Quote the lines of the listing below verbatim, starting at the line containing "site-title: LUANGWA SECONDARY" and ending at the line containing "nav-logout[interactable]: Logout (1188, 119, 1242, 137)".

# Recorded data
........

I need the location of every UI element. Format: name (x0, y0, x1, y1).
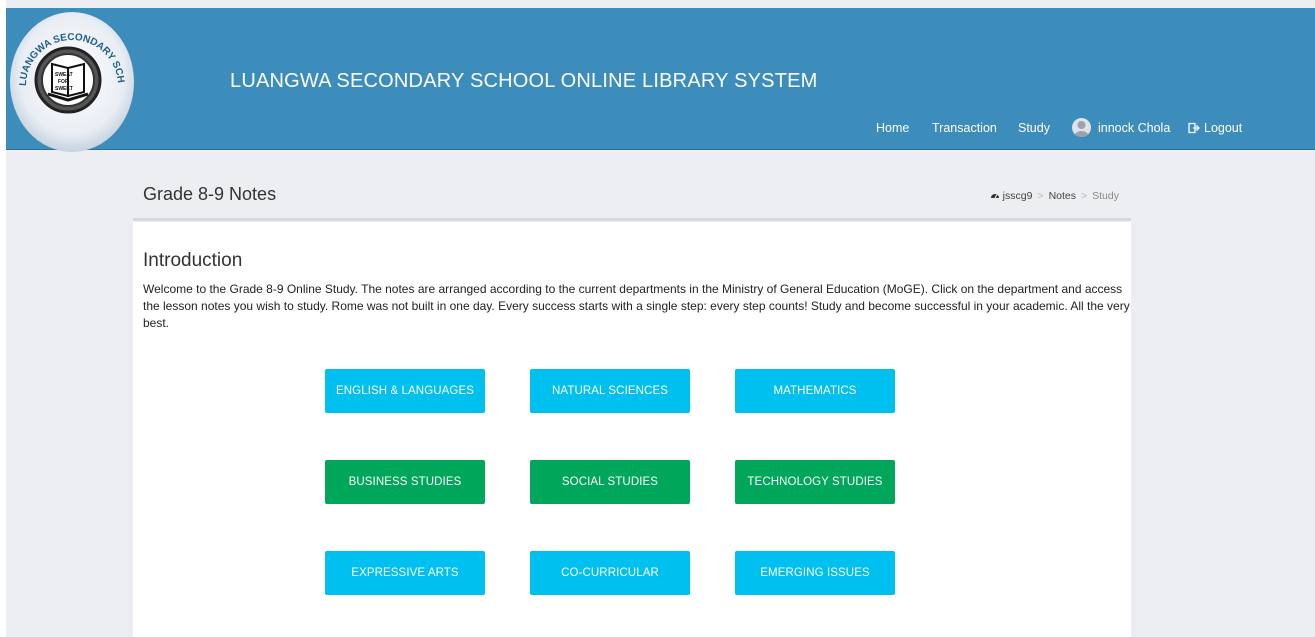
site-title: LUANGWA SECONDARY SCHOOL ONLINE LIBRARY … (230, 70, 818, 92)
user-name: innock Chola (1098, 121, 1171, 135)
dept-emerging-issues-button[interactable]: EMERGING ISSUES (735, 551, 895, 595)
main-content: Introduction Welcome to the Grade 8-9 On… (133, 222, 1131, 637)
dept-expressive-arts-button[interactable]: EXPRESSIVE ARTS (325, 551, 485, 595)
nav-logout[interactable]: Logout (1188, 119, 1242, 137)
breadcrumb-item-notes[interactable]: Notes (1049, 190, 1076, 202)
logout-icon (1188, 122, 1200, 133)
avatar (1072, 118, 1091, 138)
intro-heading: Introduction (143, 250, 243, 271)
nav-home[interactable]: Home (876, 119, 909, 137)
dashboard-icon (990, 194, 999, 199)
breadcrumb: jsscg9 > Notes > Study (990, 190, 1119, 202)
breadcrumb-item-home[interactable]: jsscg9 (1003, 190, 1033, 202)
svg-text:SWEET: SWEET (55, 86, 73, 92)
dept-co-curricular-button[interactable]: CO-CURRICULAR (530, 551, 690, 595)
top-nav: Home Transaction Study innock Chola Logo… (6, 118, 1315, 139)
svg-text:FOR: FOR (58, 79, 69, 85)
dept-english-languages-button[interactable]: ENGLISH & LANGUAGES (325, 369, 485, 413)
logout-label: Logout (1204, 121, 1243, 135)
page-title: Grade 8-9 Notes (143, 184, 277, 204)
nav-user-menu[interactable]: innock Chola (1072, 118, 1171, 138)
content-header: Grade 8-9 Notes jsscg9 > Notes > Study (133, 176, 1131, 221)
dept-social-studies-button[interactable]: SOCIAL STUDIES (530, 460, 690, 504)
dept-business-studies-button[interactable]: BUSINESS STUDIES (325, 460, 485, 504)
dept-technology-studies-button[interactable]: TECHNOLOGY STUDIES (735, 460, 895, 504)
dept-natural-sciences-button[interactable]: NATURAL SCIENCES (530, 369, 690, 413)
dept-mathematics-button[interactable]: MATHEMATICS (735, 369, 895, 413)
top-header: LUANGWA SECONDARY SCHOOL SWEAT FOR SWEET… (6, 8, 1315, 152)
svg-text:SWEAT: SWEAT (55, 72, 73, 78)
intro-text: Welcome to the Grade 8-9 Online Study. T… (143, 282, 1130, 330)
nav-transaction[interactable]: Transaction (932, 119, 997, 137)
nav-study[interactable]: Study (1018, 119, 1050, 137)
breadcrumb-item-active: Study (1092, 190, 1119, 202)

........

# Reply to the exercise
site-title: LUANGWA SECONDARY SCHOOL ONLINE LIBRARY … (230, 70, 818, 92)
user-name: innock Chola (1098, 121, 1171, 135)
dept-emerging-issues-button[interactable]: EMERGING ISSUES (735, 551, 895, 595)
main-content: Introduction Welcome to the Grade 8-9 On… (133, 222, 1131, 637)
dept-expressive-arts-button[interactable]: EXPRESSIVE ARTS (325, 551, 485, 595)
nav-logout[interactable]: Logout (1188, 119, 1242, 137)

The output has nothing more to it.